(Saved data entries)
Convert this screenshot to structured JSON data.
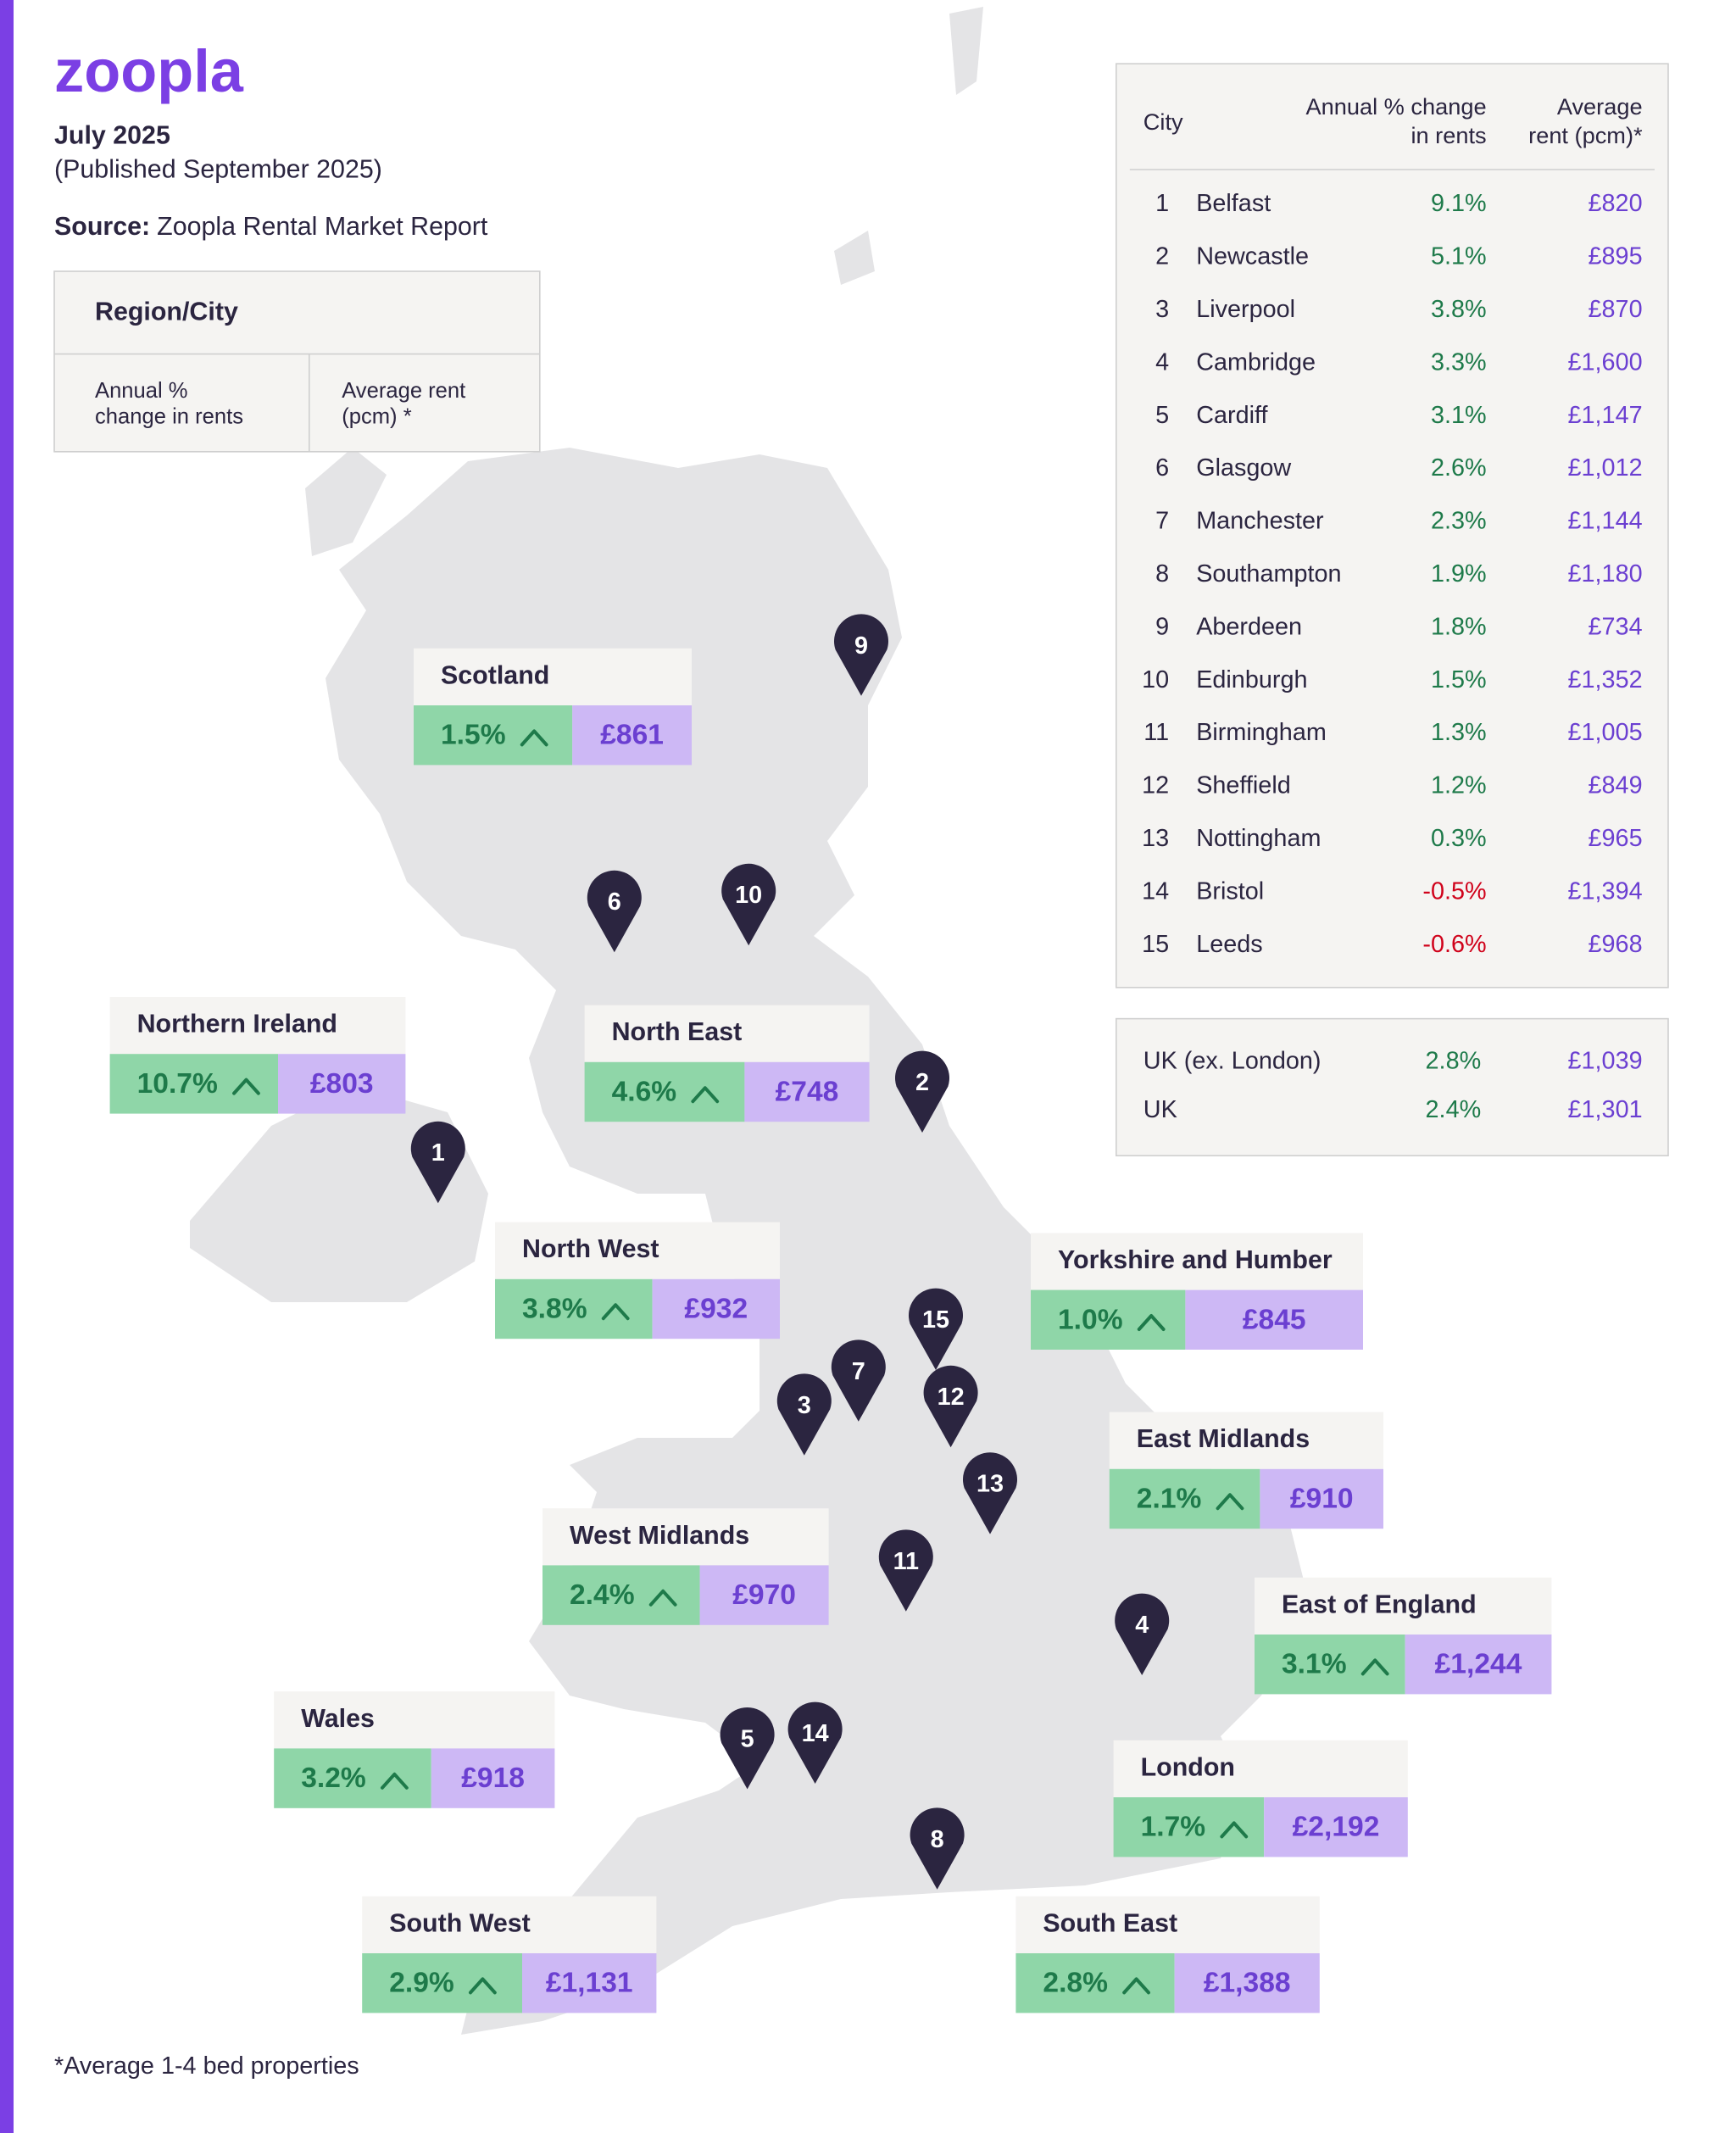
{
  "header": {
    "logo": "zoopla",
    "period": "July 2025",
    "published": "(Published September 2025)",
    "source_label": "Source:",
    "source": "Zoopla Rental Market Report"
  },
  "legend": {
    "title": "Region/City",
    "change": [
      "Annual %",
      "change in rents"
    ],
    "rent": [
      "Average rent",
      "(pcm) *"
    ]
  },
  "regions": [
    {
      "name": "Scotland",
      "change": "1.5%",
      "rent": "£861"
    },
    {
      "name": "Northern Ireland",
      "change": "10.7%",
      "rent": "£803"
    },
    {
      "name": "North East",
      "change": "4.6%",
      "rent": "£748"
    },
    {
      "name": "North West",
      "change": "3.8%",
      "rent": "£932"
    },
    {
      "name": "Yorkshire and Humber",
      "change": "1.0%",
      "rent": "£845"
    },
    {
      "name": "East Midlands",
      "change": "2.1%",
      "rent": "£910"
    },
    {
      "name": "West Midlands",
      "change": "2.4%",
      "rent": "£970"
    },
    {
      "name": "East of England",
      "change": "3.1%",
      "rent": "£1,244"
    },
    {
      "name": "Wales",
      "change": "3.2%",
      "rent": "£918"
    },
    {
      "name": "London",
      "change": "1.7%",
      "rent": "£2,192"
    },
    {
      "name": "South West",
      "change": "2.9%",
      "rent": "£1,131"
    },
    {
      "name": "South East",
      "change": "2.8%",
      "rent": "£1,388"
    }
  ],
  "pins": [
    "1",
    "2",
    "3",
    "4",
    "5",
    "6",
    "7",
    "8",
    "9",
    "10",
    "11",
    "12",
    "13",
    "14",
    "15"
  ],
  "table": {
    "headers": [
      [
        "City"
      ],
      [
        "Annual % change",
        "in rents"
      ],
      [
        "Average",
        "rent (pcm)*"
      ]
    ],
    "rows": [
      [
        "1",
        "Belfast",
        "9.1%",
        "£820"
      ],
      [
        "2",
        "Newcastle",
        "5.1%",
        "£895"
      ],
      [
        "3",
        "Liverpool",
        "3.8%",
        "£870"
      ],
      [
        "4",
        "Cambridge",
        "3.3%",
        "£1,600"
      ],
      [
        "5",
        "Cardiff",
        "3.1%",
        "£1,147"
      ],
      [
        "6",
        "Glasgow",
        "2.6%",
        "£1,012"
      ],
      [
        "7",
        "Manchester",
        "2.3%",
        "£1,144"
      ],
      [
        "8",
        "Southampton",
        "1.9%",
        "£1,180"
      ],
      [
        "9",
        "Aberdeen",
        "1.8%",
        "£734"
      ],
      [
        "10",
        "Edinburgh",
        "1.5%",
        "£1,352"
      ],
      [
        "11",
        "Birmingham",
        "1.3%",
        "£1,005"
      ],
      [
        "12",
        "Sheffield",
        "1.2%",
        "£849"
      ],
      [
        "13",
        "Nottingham",
        "0.3%",
        "£965"
      ],
      [
        "14",
        "Bristol",
        "-0.5%",
        "£1,394"
      ],
      [
        "15",
        "Leeds",
        "-0.6%",
        "£968"
      ]
    ]
  },
  "summary": [
    [
      "UK (ex. London)",
      "2.8%",
      "£1,039"
    ],
    [
      "UK",
      "2.4%",
      "£1,301"
    ]
  ],
  "footnote": "*Average 1-4 bed properties"
}
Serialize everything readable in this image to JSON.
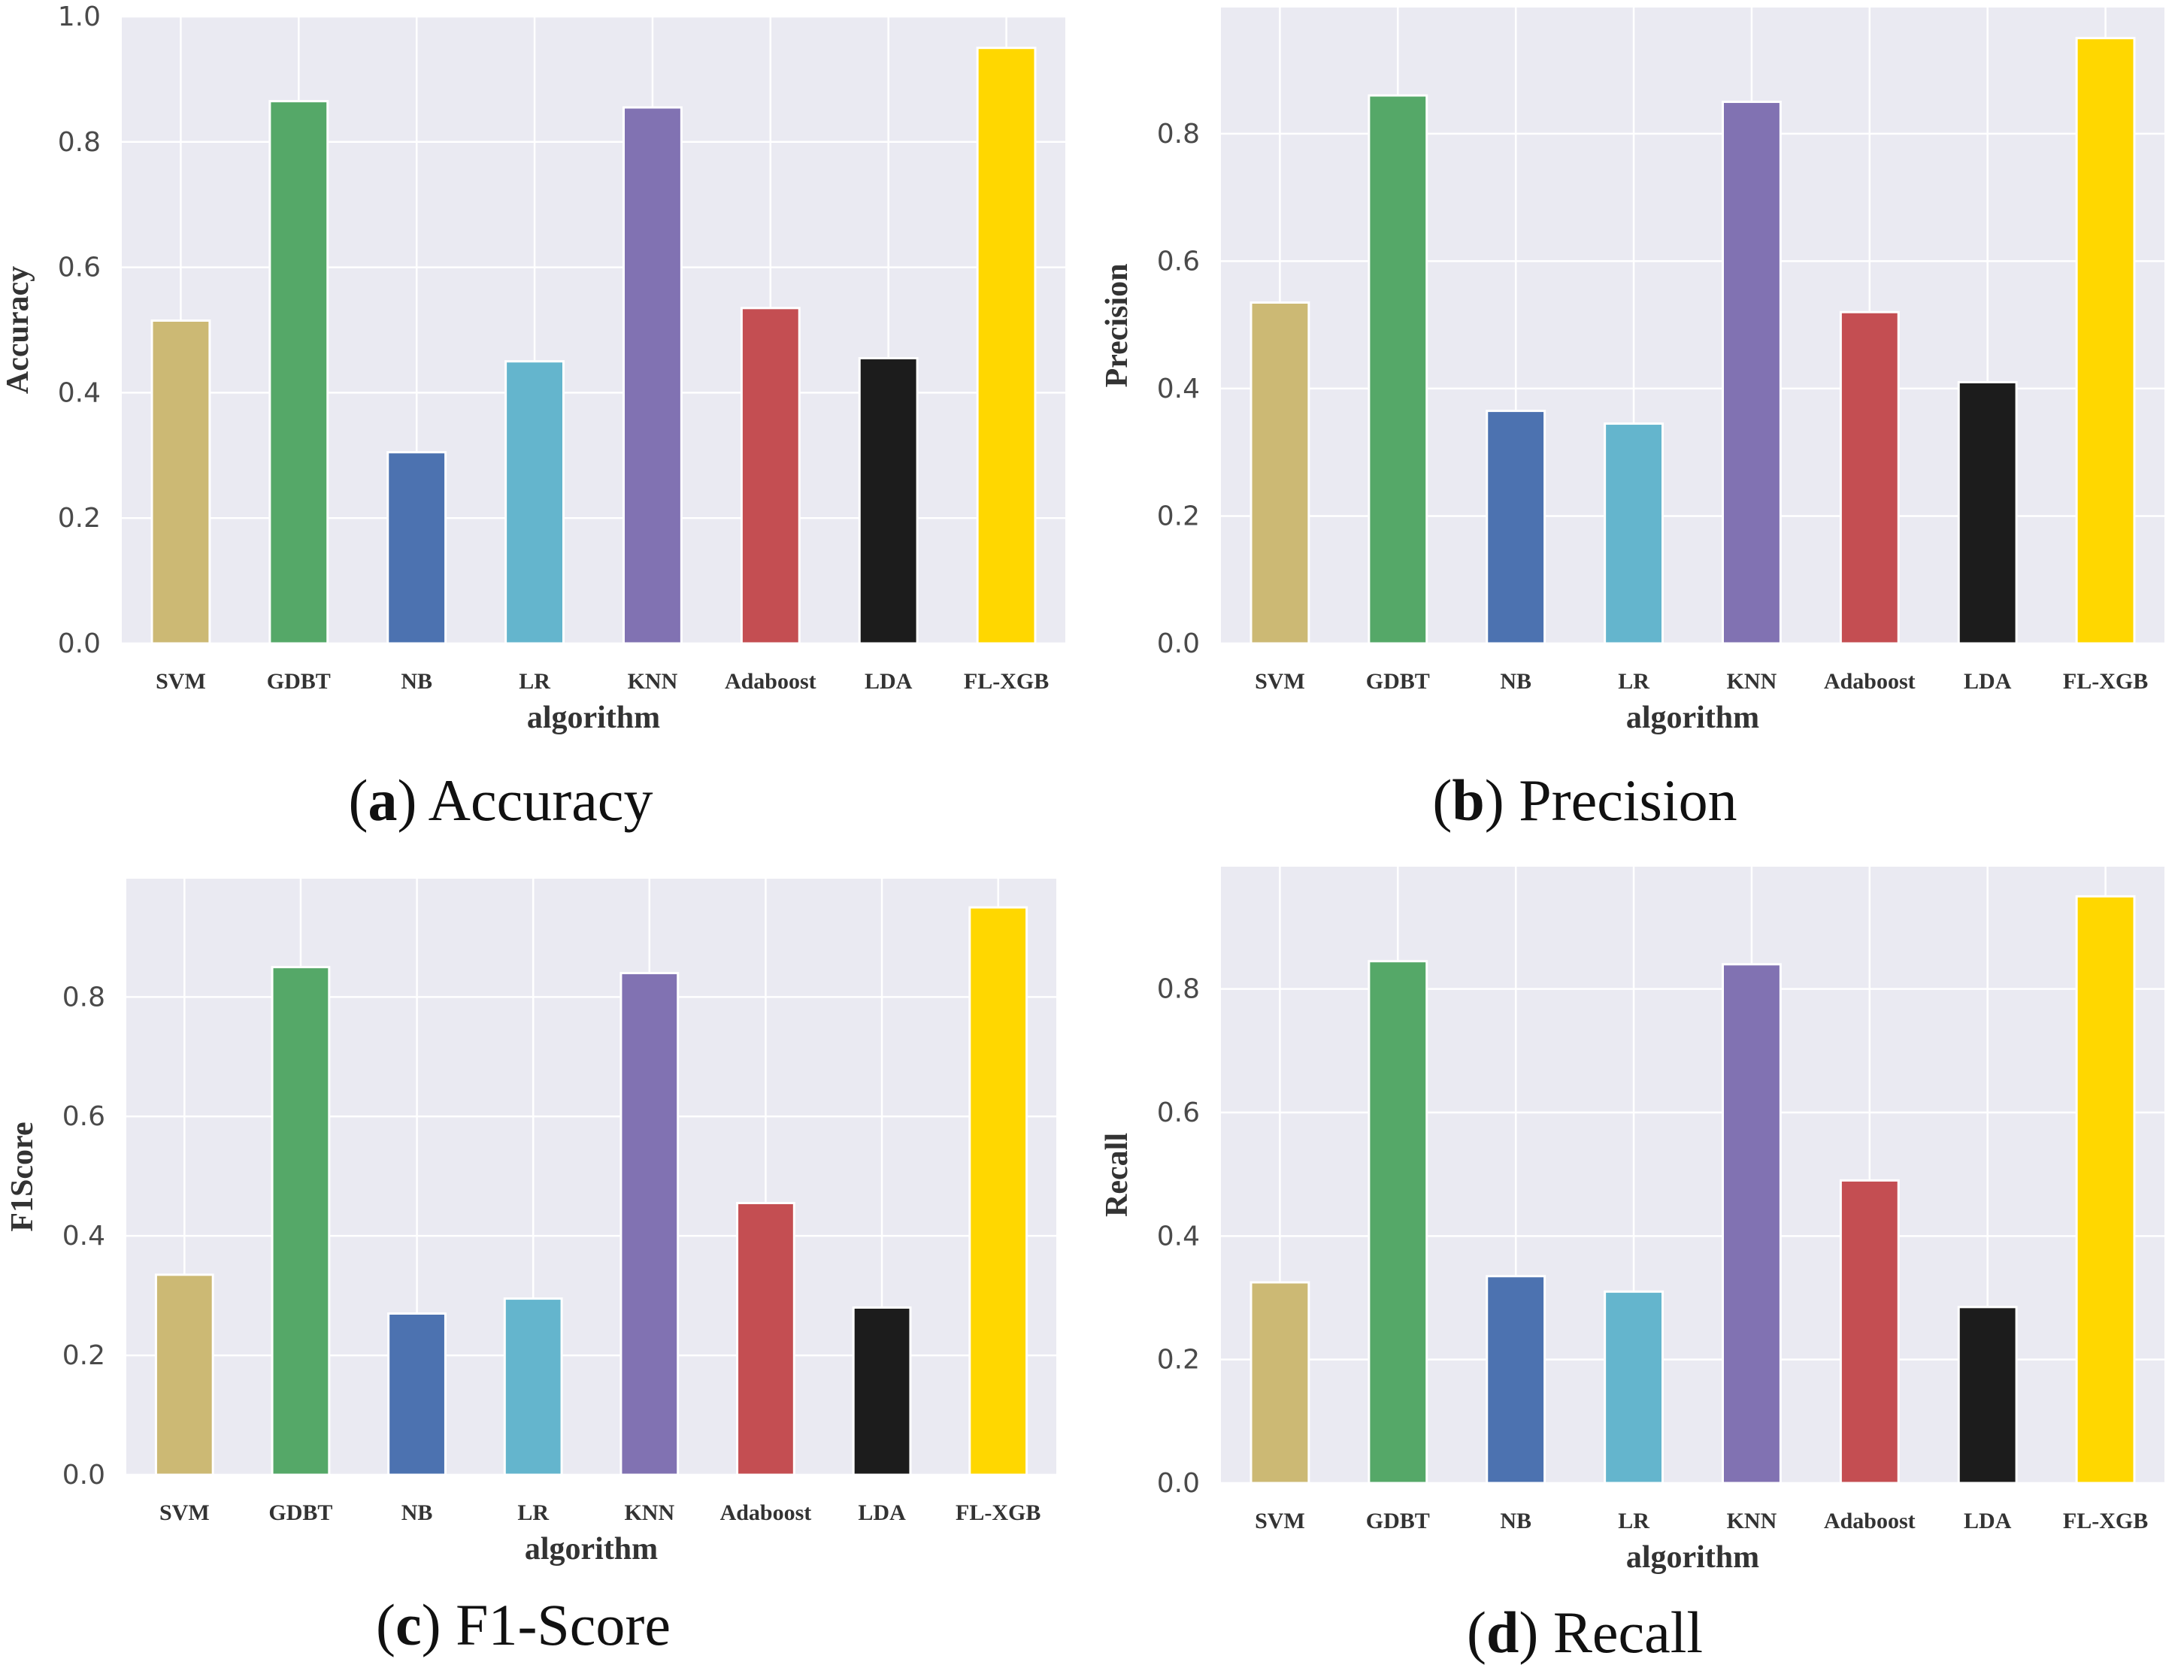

**The request**
Every line containing the string "this" must be listed.

**Result**
Convert this screenshot to structured JSON data.
Serialize everything readable in this image to JSON.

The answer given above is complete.